▶ EXERCISE INPUT:

______________________________

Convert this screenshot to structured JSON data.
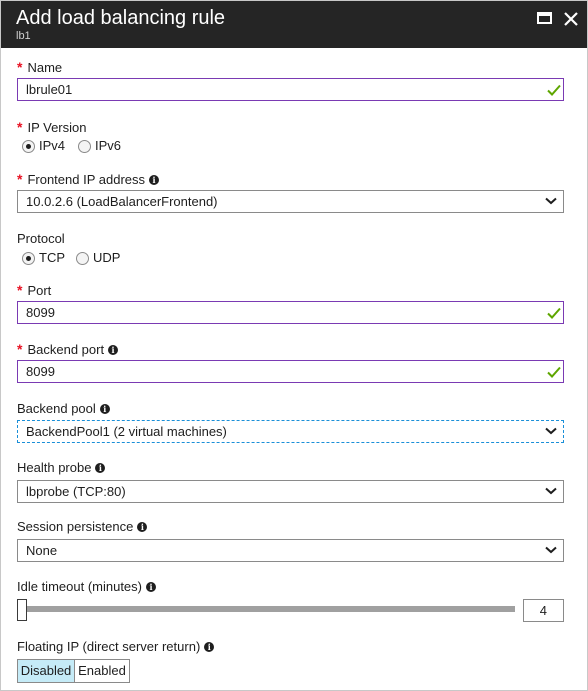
{
  "header": {
    "title": "Add load balancing rule",
    "subtitle": "lb1"
  },
  "form": {
    "name": {
      "label": "Name",
      "value": "lbrule01",
      "required": true
    },
    "ip_version": {
      "label": "IP Version",
      "required": true,
      "options": [
        "IPv4",
        "IPv6"
      ],
      "selected": "IPv4"
    },
    "frontend_ip": {
      "label": "Frontend IP address",
      "required": true,
      "value": "10.0.2.6 (LoadBalancerFrontend)"
    },
    "protocol": {
      "label": "Protocol",
      "options": [
        "TCP",
        "UDP"
      ],
      "selected": "TCP"
    },
    "port": {
      "label": "Port",
      "value": "8099",
      "required": true
    },
    "backend_port": {
      "label": "Backend port",
      "value": "8099",
      "required": true
    },
    "backend_pool": {
      "label": "Backend pool",
      "value": "BackendPool1 (2 virtual machines)"
    },
    "health_probe": {
      "label": "Health probe",
      "value": "lbprobe (TCP:80)"
    },
    "session_persistence": {
      "label": "Session persistence",
      "value": "None"
    },
    "idle_timeout": {
      "label": "Idle timeout (minutes)",
      "value": "4"
    },
    "floating_ip": {
      "label": "Floating IP (direct server return)",
      "options": [
        "Disabled",
        "Enabled"
      ],
      "selected": "Disabled"
    }
  },
  "symbols": {
    "required_marker": "*",
    "info_marker": "i"
  },
  "colors": {
    "header_bg": "#252525",
    "required": "#e81123",
    "valid_check": "#5ea600",
    "input_border_active": "#7a3ab3",
    "selected_toggle": "#c5ebf7"
  }
}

______________________________

▶ INSTRUCTIONS TO FOLLOW: Transcribe the material as is, with images omitted.

▶ SOLUTION BELOW:
Convert this screenshot to structured JSON data.
{
  "header": {
    "title": "Add load balancing rule",
    "subtitle": "lb1"
  },
  "form": {
    "name": {
      "label": "Name",
      "value": "lbrule01",
      "required": true
    },
    "ip_version": {
      "label": "IP Version",
      "required": true,
      "options": [
        "IPv4",
        "IPv6"
      ],
      "selected": "IPv4"
    },
    "frontend_ip": {
      "label": "Frontend IP address",
      "required": true,
      "value": "10.0.2.6 (LoadBalancerFrontend)"
    },
    "protocol": {
      "label": "Protocol",
      "options": [
        "TCP",
        "UDP"
      ],
      "selected": "TCP"
    },
    "port": {
      "label": "Port",
      "value": "8099",
      "required": true
    },
    "backend_port": {
      "label": "Backend port",
      "value": "8099",
      "required": true
    },
    "backend_pool": {
      "label": "Backend pool",
      "value": "BackendPool1 (2 virtual machines)"
    },
    "health_probe": {
      "label": "Health probe",
      "value": "lbprobe (TCP:80)"
    },
    "session_persistence": {
      "label": "Session persistence",
      "value": "None"
    },
    "idle_timeout": {
      "label": "Idle timeout (minutes)",
      "value": "4"
    },
    "floating_ip": {
      "label": "Floating IP (direct server return)",
      "options": [
        "Disabled",
        "Enabled"
      ],
      "selected": "Disabled"
    }
  },
  "symbols": {
    "required_marker": "*",
    "info_marker": "i"
  },
  "colors": {
    "header_bg": "#252525",
    "required": "#e81123",
    "valid_check": "#5ea600",
    "input_border_active": "#7a3ab3",
    "selected_toggle": "#c5ebf7"
  }
}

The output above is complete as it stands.